#### The records

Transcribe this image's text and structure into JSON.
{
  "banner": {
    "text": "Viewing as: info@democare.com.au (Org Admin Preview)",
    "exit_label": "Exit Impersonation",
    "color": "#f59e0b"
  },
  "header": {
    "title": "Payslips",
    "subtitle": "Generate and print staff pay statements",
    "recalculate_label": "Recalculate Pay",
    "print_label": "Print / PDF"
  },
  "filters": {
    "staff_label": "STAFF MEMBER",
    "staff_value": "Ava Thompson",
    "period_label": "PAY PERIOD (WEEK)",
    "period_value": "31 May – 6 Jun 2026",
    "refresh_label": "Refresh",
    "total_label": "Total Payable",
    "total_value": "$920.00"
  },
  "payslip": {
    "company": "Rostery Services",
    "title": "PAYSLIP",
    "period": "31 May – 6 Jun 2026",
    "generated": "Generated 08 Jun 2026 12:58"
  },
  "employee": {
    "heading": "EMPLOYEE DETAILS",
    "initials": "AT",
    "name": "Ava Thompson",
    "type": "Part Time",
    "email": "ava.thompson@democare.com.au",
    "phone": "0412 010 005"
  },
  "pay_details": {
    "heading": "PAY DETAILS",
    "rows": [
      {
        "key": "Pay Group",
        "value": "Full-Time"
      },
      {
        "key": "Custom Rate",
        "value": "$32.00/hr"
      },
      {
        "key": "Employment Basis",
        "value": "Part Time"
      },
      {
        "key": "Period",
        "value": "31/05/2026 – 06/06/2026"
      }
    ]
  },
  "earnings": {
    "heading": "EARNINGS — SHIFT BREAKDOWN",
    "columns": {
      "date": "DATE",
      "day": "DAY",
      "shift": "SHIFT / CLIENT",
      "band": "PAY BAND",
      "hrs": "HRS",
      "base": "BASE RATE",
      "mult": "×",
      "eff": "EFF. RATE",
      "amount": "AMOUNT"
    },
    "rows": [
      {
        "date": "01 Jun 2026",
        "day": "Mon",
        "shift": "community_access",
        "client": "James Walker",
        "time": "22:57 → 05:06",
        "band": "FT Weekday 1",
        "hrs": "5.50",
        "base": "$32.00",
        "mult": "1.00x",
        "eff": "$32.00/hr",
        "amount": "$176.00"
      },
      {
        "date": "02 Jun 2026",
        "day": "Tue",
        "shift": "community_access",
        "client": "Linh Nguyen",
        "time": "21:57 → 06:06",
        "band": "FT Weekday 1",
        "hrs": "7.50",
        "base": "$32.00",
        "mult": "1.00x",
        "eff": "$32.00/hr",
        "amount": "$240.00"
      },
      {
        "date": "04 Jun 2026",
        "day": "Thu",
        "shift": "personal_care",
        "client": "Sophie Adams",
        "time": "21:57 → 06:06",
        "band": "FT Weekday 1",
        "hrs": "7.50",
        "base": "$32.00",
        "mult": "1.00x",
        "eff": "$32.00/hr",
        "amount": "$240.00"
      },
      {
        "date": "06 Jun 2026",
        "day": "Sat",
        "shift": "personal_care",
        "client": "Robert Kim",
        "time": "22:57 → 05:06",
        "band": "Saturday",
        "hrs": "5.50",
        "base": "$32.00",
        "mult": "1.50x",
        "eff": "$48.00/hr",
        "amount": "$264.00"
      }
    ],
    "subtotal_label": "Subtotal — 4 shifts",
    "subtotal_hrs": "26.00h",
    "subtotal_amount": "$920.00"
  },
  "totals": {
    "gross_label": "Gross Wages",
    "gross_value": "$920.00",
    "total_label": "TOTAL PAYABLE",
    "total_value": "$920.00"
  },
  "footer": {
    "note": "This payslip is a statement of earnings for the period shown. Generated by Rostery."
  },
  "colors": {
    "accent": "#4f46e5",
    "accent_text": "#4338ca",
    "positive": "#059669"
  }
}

########

**Problem details**
Make an exact copy of the data above.

**Answer**
Transcribe this image's text and structure into JSON.
{
  "banner": {
    "text": "Viewing as: info@democare.com.au (Org Admin Preview)",
    "exit_label": "Exit Impersonation",
    "color": "#f59e0b"
  },
  "header": {
    "title": "Payslips",
    "subtitle": "Generate and print staff pay statements",
    "recalculate_label": "Recalculate Pay",
    "print_label": "Print / PDF"
  },
  "filters": {
    "staff_label": "STAFF MEMBER",
    "staff_value": "Ava Thompson",
    "period_label": "PAY PERIOD (WEEK)",
    "period_value": "31 May – 6 Jun 2026",
    "refresh_label": "Refresh",
    "total_label": "Total Payable",
    "total_value": "$920.00"
  },
  "payslip": {
    "company": "Rostery Services",
    "title": "PAYSLIP",
    "period": "31 May – 6 Jun 2026",
    "generated": "Generated 08 Jun 2026 12:58"
  },
  "employee": {
    "heading": "EMPLOYEE DETAILS",
    "initials": "AT",
    "name": "Ava Thompson",
    "type": "Part Time",
    "email": "ava.thompson@democare.com.au",
    "phone": "0412 010 005"
  },
  "pay_details": {
    "heading": "PAY DETAILS",
    "rows": [
      {
        "key": "Pay Group",
        "value": "Full-Time"
      },
      {
        "key": "Custom Rate",
        "value": "$32.00/hr"
      },
      {
        "key": "Employment Basis",
        "value": "Part Time"
      },
      {
        "key": "Period",
        "value": "31/05/2026 – 06/06/2026"
      }
    ]
  },
  "earnings": {
    "heading": "EARNINGS — SHIFT BREAKDOWN",
    "columns": {
      "date": "DATE",
      "day": "DAY",
      "shift": "SHIFT / CLIENT",
      "band": "PAY BAND",
      "hrs": "HRS",
      "base": "BASE RATE",
      "mult": "×",
      "eff": "EFF. RATE",
      "amount": "AMOUNT"
    },
    "rows": [
      {
        "date": "01 Jun 2026",
        "day": "Mon",
        "shift": "community_access",
        "client": "James Walker",
        "time": "22:57 → 05:06",
        "band": "FT Weekday 1",
        "hrs": "5.50",
        "base": "$32.00",
        "mult": "1.00x",
        "eff": "$32.00/hr",
        "amount": "$176.00"
      },
      {
        "date": "02 Jun 2026",
        "day": "Tue",
        "shift": "community_access",
        "client": "Linh Nguyen",
        "time": "21:57 → 06:06",
        "band": "FT Weekday 1",
        "hrs": "7.50",
        "base": "$32.00",
        "mult": "1.00x",
        "eff": "$32.00/hr",
        "amount": "$240.00"
      },
      {
        "date": "04 Jun 2026",
        "day": "Thu",
        "shift": "personal_care",
        "client": "Sophie Adams",
        "time": "21:57 → 06:06",
        "band": "FT Weekday 1",
        "hrs": "7.50",
        "base": "$32.00",
        "mult": "1.00x",
        "eff": "$32.00/hr",
        "amount": "$240.00"
      },
      {
        "date": "06 Jun 2026",
        "day": "Sat",
        "shift": "personal_care",
        "client": "Robert Kim",
        "time": "22:57 → 05:06",
        "band": "Saturday",
        "hrs": "5.50",
        "base": "$32.00",
        "mult": "1.50x",
        "eff": "$48.00/hr",
        "amount": "$264.00"
      }
    ],
    "subtotal_label": "Subtotal — 4 shifts",
    "subtotal_hrs": "26.00h",
    "subtotal_amount": "$920.00"
  },
  "totals": {
    "gross_label": "Gross Wages",
    "gross_value": "$920.00",
    "total_label": "TOTAL PAYABLE",
    "total_value": "$920.00"
  },
  "footer": {
    "note": "This payslip is a statement of earnings for the period shown. Generated by Rostery."
  },
  "colors": {
    "accent": "#4f46e5",
    "accent_text": "#4338ca",
    "positive": "#059669"
  }
}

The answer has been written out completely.